═══ Текстовый блок

Когда Дворец и прилегающие к нему здания снесли и образовавшийся пустырь огородили забором, сузив проезжую часть улицы Декабристов до одной полосы, обиженная Коломна замолчала, над улицей повисло ожидание беды. Было понятно: что бы ни построили, какой бы шедевр ни возвели, все будет принято в штыки.

Вторую сцену возводили восемь лет. Первые три года, проходя мимо строительной площадки, через щель в заборе рассматривал котлован с подпочвенными водами, торчащие из него сваи. Заказчик в лице федерального правительства и руководства театра не могли выбрать облик здания. Устраивались конкурсы, обсуждения, подписывались и расторгались контракты, менялись генпроектировщики и генподрядчики, а на строительной площадке ничего не происходило, бетонный забор надежно скрывал огромную яму, стекающую по суглинку воду, ржавеющие металлоконструкции. Интерес к строительству угас, и я перестал заглядывать в щели.

Осенью 2008 года стройка ожила, не торопясь, из котлована выросли стены, оделись лесами, сверху замаячил профнастил крыши. Вдоль улицы Союза печатников выстроились большегрузы с отделочными материалами и сценическим оборудованием. В январе 2013-го забор и леса убрали. Ни «Платья императрицы», ни «Золотого купола» Доминика Перро Коломна не увидела, вместо них – «бетонный сарай», «супермаркет над станцией метро», «нечто среднее между универмагом и Макдональдсом» Джека Даймонда. Улицу здание не украсило, но и не испортило.

Открытие второй сцены назначили на 2 мая – день рождения Валерия Гергиева, 1 мая – предпремьерный показ, куда по билетам пригласили старейших работников театра, ветеранов войны, представителей творческой и технической интеллигенции города. Я посетил новую сцену накануне: Анна Соболева – спасибо ей – вспомнила обо мне и пришла в магазин.

– Геннадий Федорович, через полчаса начало генеральной репетиции гала-концерта. Другой возможности посетить новою сцену до официального открытия не будет, пойдемте, я вас проведу.

Я приглашения не ждал, извинился перед комитентом, не успевшим выложить вещи, подхватил очки и поспешил за Анной. Было известно, что на открытие второй сцены прибудут высокие гости, уже несколько дней, как охрану здания усилили, люди в черном патрулировали его по периметру, сотрудники спецслужб в гидрокостюмах исследовали расположенные вблизи канализационные колодцы, телефонные шахты и другие подземные сооружения. Авантюрность попытки проникнуть на режимную территорию сознавал, но не воспользоваться случаем – не уважать себя, воодушевляла Анна, цокающая каблучками рядом.

══════

## [Требования]
a) Перескажите короче или списком абзац текста о второй сцене, начинающийся со слов «Осенью 2008 года стройка ожила», сохранив его главные факты.
b) Сколько лет, согласно тексту о второй сцене, её возводили?
c) Выведите без изменений фрагмент текста о второй сцене: начните со слов «Осенью 2008 года» и остановитесь после слов «и не испортило.».
Листинг для этой работы не понадобится.

═══ Извлечённые данные

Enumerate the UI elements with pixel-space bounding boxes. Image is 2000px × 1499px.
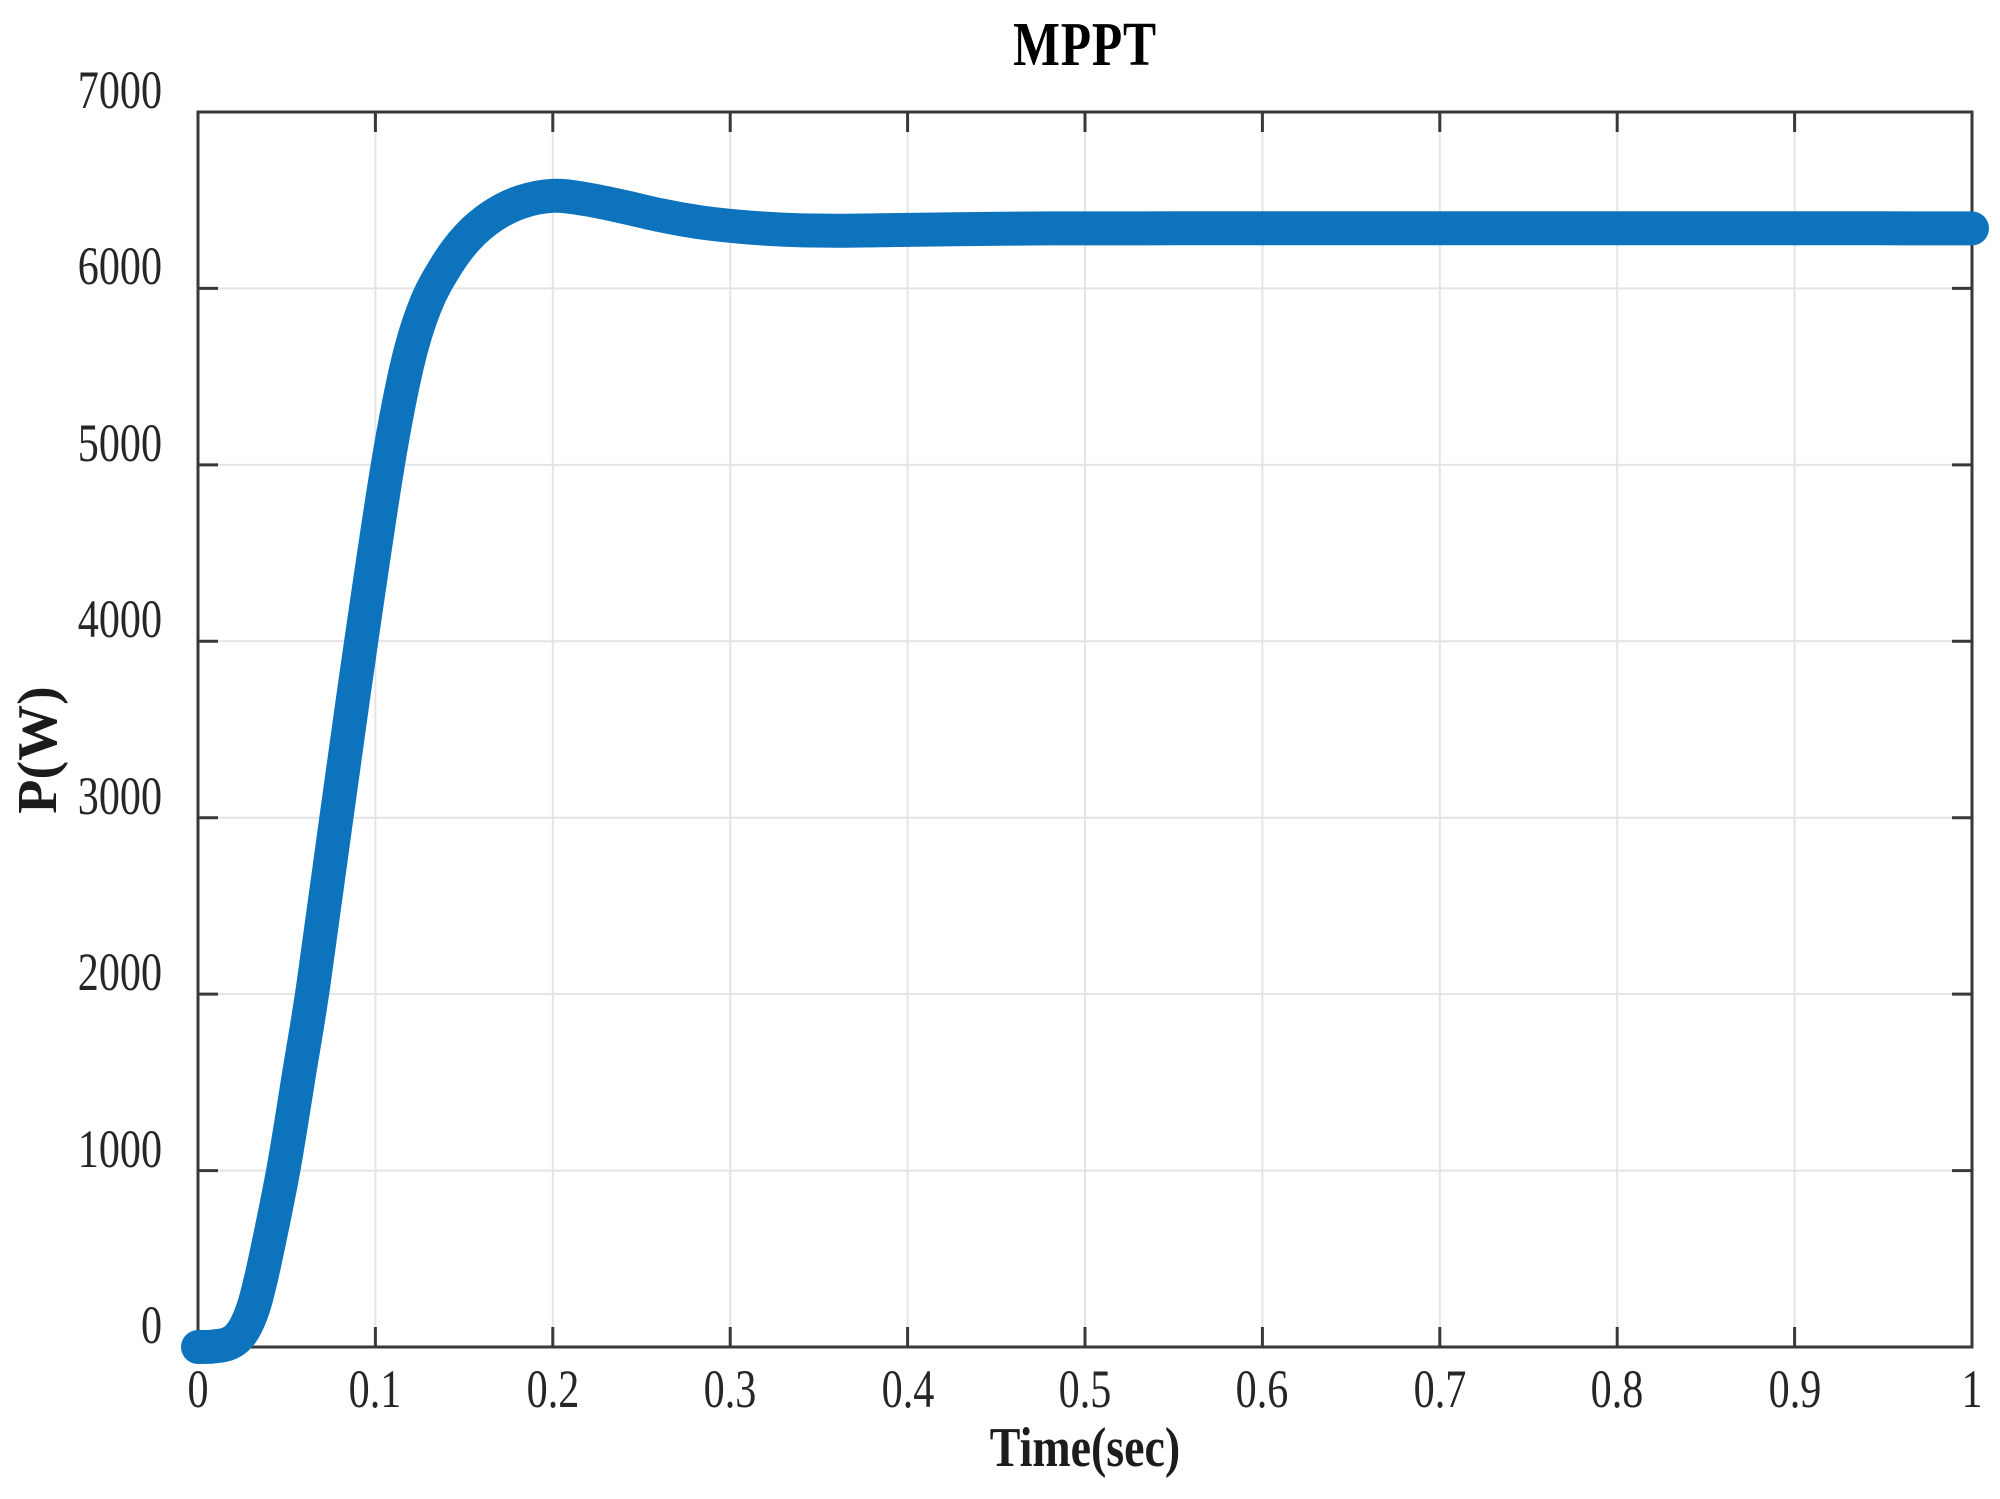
y-tick-label: 2000 bbox=[77, 942, 162, 1003]
x-tick-label: 0.1 bbox=[349, 1359, 402, 1419]
x-tick-label: 0.6 bbox=[1236, 1359, 1289, 1419]
y-tick-label: 3000 bbox=[77, 765, 162, 826]
y-tick-label: 4000 bbox=[77, 589, 162, 650]
x-tick-label: 0.3 bbox=[703, 1359, 757, 1419]
y-tick-label: 7000 bbox=[77, 60, 162, 120]
x-tick-label: 0.2 bbox=[526, 1359, 580, 1419]
x-axis-label: Time(sec) bbox=[989, 1417, 1181, 1479]
y-tick-label: 0 bbox=[140, 1295, 162, 1355]
x-tick-label: 0.7 bbox=[1413, 1359, 1467, 1419]
x-tick-label: 1 bbox=[1961, 1359, 1983, 1419]
x-tick-label: 0 bbox=[187, 1359, 209, 1419]
y-tick-label: 6000 bbox=[77, 236, 162, 297]
x-tick-label: 0.5 bbox=[1058, 1359, 1112, 1419]
chart-title: MPPT bbox=[1013, 11, 1157, 79]
y-tick-label: 1000 bbox=[77, 1118, 162, 1179]
axis-box bbox=[196, 110, 1974, 1349]
x-tick-label: 0.4 bbox=[881, 1359, 934, 1419]
power-curve bbox=[181, 178, 1989, 1364]
y-tick-label: 5000 bbox=[77, 412, 162, 473]
x-tick-label: 0.8 bbox=[1590, 1359, 1644, 1419]
x-tick-label: 0.9 bbox=[1768, 1359, 1821, 1419]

══════

## [Ответы по порядку]
a)
- Осенью 2008 года стройка ожила: из котлована выросли стены, появились леса и профнастил крыши.
- Вдоль улицы Союза печатников выстроились большегрузы с отделочными материалами и сценическим оборудованием.
- В январе 2013 года забор и леса убрали.
- Вместо «Платья императрицы» или «Золотого купола» Доминика Перро Коломна увидела здание Джека Даймонда, которое называли «бетонным сараем», «супермаркетом над станцией метро» и «нечто средним между универмагом и Макдональдсом».
- Улицу здание не украсило, но и не испортило.

b) Восемь лет.

c)
Осенью 2008 года стройка ожила, не торопясь, из котлована выросли стены, оделись лесами, сверху замаячил профнастил крыши. Вдоль улицы Союза печатников выстроились большегрузы с отделочными материалами и сценическим оборудованием. В январе 2013-го забор и леса убрали. Ни «Платья императрицы», ни «Золотого купола» Доминика Перро Коломна не увидела, вместо них – «бетонный сарай», «супермаркет над станцией метро», «нечто среднее между универмагом и Макдональдсом» Джека Даймонда. Улицу здание не украсило, но и не испортило.